### Directions
Below are records; how many of their lines contain "Percentage"? Answer with only the number.

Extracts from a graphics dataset
*** Block opens ***

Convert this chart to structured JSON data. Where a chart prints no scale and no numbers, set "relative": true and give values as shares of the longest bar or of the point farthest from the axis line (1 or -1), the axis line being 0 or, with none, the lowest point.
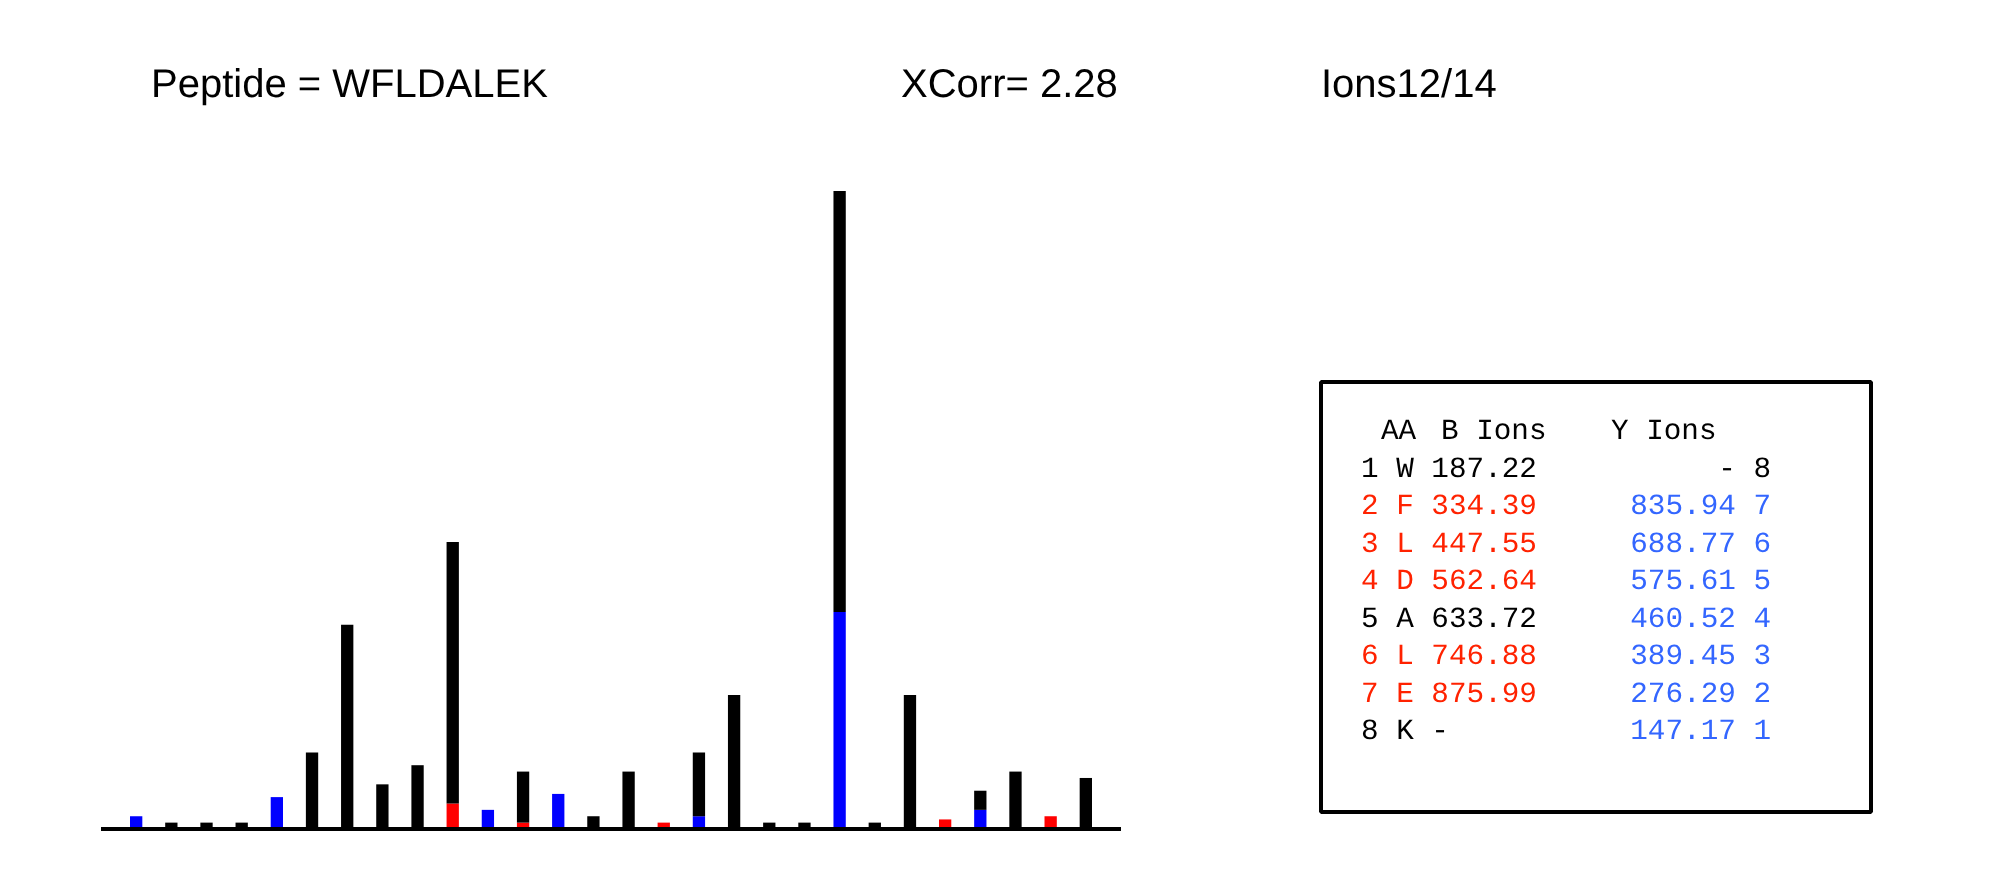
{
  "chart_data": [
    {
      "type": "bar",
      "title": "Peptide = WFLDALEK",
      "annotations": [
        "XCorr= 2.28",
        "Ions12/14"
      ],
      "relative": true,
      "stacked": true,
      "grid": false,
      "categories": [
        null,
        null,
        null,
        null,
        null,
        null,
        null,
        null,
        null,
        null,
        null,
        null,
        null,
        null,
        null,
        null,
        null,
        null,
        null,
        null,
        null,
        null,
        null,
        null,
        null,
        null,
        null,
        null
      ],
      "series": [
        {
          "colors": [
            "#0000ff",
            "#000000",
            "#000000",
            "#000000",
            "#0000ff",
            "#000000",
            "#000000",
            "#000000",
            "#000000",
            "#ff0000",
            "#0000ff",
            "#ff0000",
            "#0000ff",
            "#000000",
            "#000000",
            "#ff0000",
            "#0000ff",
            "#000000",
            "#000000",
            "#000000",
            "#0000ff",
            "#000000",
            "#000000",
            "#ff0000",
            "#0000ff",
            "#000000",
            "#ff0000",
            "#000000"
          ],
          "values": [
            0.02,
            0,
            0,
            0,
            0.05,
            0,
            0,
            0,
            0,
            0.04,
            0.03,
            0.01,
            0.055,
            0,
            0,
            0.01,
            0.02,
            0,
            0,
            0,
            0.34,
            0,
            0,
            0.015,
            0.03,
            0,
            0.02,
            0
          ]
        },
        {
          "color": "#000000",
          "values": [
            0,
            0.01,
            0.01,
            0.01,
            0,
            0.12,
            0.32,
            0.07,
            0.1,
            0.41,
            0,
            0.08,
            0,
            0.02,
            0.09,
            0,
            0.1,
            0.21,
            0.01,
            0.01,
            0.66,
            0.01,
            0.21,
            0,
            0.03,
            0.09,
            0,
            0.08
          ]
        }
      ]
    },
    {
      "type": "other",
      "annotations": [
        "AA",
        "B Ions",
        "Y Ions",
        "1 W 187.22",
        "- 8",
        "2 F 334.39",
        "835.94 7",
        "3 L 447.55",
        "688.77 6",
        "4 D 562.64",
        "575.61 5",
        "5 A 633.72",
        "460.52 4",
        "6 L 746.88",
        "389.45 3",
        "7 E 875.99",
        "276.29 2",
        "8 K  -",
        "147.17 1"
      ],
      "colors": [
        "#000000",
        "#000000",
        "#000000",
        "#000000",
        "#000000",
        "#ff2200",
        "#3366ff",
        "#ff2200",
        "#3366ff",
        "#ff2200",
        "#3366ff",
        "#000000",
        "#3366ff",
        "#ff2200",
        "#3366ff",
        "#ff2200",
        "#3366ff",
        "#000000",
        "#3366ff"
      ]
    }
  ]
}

*** Block closes ***
*** Block opens ***

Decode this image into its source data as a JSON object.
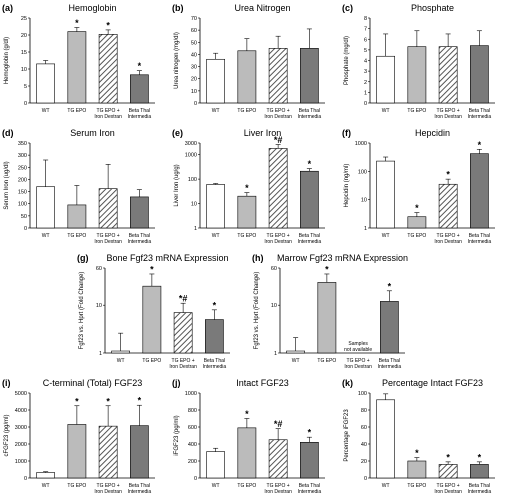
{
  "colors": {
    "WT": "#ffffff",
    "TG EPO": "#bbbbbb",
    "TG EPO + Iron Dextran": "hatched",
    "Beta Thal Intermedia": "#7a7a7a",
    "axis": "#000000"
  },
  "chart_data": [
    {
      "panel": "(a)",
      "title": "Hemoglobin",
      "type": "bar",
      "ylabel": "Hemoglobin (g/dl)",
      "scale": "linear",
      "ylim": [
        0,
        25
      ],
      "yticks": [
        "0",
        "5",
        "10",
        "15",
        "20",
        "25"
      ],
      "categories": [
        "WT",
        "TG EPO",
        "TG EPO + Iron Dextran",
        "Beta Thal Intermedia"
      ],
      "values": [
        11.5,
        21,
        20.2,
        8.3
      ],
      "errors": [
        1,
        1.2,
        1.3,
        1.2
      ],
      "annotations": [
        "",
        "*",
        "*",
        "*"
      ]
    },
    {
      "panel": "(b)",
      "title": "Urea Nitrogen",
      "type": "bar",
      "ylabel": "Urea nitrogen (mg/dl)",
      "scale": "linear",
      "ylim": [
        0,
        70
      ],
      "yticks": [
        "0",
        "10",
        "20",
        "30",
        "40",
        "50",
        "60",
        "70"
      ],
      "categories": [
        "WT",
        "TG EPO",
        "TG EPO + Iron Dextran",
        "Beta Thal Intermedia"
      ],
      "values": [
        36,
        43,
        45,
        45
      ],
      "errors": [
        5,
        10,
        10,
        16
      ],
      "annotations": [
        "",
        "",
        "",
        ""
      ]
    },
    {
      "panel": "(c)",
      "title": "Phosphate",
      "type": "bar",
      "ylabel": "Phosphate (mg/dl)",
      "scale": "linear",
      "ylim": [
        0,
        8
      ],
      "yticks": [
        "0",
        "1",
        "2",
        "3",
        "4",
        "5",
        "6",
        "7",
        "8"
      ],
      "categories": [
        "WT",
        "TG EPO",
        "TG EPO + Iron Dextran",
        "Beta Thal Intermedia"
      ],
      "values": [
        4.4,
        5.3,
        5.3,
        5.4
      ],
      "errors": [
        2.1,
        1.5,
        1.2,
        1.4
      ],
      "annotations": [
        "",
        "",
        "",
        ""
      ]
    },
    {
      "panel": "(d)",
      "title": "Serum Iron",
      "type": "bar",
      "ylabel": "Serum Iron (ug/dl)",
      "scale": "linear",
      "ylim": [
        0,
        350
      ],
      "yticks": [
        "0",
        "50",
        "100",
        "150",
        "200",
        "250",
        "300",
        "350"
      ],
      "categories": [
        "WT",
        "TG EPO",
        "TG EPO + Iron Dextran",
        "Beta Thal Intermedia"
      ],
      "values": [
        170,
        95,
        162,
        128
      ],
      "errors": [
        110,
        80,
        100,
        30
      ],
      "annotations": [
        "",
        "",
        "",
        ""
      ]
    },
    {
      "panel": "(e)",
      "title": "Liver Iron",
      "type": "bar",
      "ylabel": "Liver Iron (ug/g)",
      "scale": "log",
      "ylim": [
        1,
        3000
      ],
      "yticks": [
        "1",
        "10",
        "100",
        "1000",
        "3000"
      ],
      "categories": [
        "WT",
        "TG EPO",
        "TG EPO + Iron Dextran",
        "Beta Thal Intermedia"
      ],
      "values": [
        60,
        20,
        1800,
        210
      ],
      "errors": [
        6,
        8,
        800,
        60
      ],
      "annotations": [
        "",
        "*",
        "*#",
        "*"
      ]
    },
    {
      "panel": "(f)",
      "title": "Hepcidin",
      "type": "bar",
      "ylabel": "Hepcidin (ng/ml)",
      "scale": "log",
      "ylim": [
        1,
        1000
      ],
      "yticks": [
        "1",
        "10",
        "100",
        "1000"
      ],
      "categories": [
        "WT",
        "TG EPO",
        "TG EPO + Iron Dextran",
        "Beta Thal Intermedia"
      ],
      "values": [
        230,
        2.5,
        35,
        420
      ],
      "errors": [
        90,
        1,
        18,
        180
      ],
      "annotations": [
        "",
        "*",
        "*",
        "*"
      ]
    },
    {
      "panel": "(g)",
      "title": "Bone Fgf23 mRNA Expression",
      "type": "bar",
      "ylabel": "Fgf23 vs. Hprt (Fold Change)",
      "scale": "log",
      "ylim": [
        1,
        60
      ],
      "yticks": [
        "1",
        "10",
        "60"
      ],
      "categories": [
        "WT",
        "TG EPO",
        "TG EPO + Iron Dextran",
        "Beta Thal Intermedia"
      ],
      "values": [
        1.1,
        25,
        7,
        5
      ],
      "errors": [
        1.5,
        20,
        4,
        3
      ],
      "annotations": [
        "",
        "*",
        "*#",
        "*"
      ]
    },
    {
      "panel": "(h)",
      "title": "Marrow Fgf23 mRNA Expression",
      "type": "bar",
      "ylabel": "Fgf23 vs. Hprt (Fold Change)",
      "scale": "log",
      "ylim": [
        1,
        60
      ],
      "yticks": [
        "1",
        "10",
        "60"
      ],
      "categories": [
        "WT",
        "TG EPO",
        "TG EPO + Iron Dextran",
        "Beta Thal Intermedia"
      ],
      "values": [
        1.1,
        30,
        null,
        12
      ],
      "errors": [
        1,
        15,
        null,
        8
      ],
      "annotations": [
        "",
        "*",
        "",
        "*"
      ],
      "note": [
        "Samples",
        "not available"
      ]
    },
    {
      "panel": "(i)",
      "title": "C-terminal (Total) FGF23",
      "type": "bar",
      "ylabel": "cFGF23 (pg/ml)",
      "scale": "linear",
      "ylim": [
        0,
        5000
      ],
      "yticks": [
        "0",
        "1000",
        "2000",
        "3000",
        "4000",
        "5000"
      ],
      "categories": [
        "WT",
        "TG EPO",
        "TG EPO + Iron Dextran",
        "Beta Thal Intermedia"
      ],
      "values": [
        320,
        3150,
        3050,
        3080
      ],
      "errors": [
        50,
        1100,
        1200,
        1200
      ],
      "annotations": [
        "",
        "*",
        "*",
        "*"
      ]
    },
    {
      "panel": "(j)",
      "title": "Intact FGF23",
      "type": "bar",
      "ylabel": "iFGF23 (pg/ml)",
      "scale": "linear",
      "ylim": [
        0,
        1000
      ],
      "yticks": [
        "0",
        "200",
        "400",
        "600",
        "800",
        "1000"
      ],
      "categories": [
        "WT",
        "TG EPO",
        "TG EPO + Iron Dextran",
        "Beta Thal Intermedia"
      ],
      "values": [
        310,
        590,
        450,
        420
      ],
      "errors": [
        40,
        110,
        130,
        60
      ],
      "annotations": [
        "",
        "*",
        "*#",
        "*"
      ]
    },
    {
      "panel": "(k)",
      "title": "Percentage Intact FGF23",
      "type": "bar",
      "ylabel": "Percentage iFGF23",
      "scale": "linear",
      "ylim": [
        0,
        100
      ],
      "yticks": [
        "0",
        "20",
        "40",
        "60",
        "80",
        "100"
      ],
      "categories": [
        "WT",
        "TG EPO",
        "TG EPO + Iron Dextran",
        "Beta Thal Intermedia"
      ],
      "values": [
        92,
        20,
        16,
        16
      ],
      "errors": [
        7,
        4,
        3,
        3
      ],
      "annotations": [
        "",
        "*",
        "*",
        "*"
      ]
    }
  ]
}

*** Block closes ***

### Answer box
2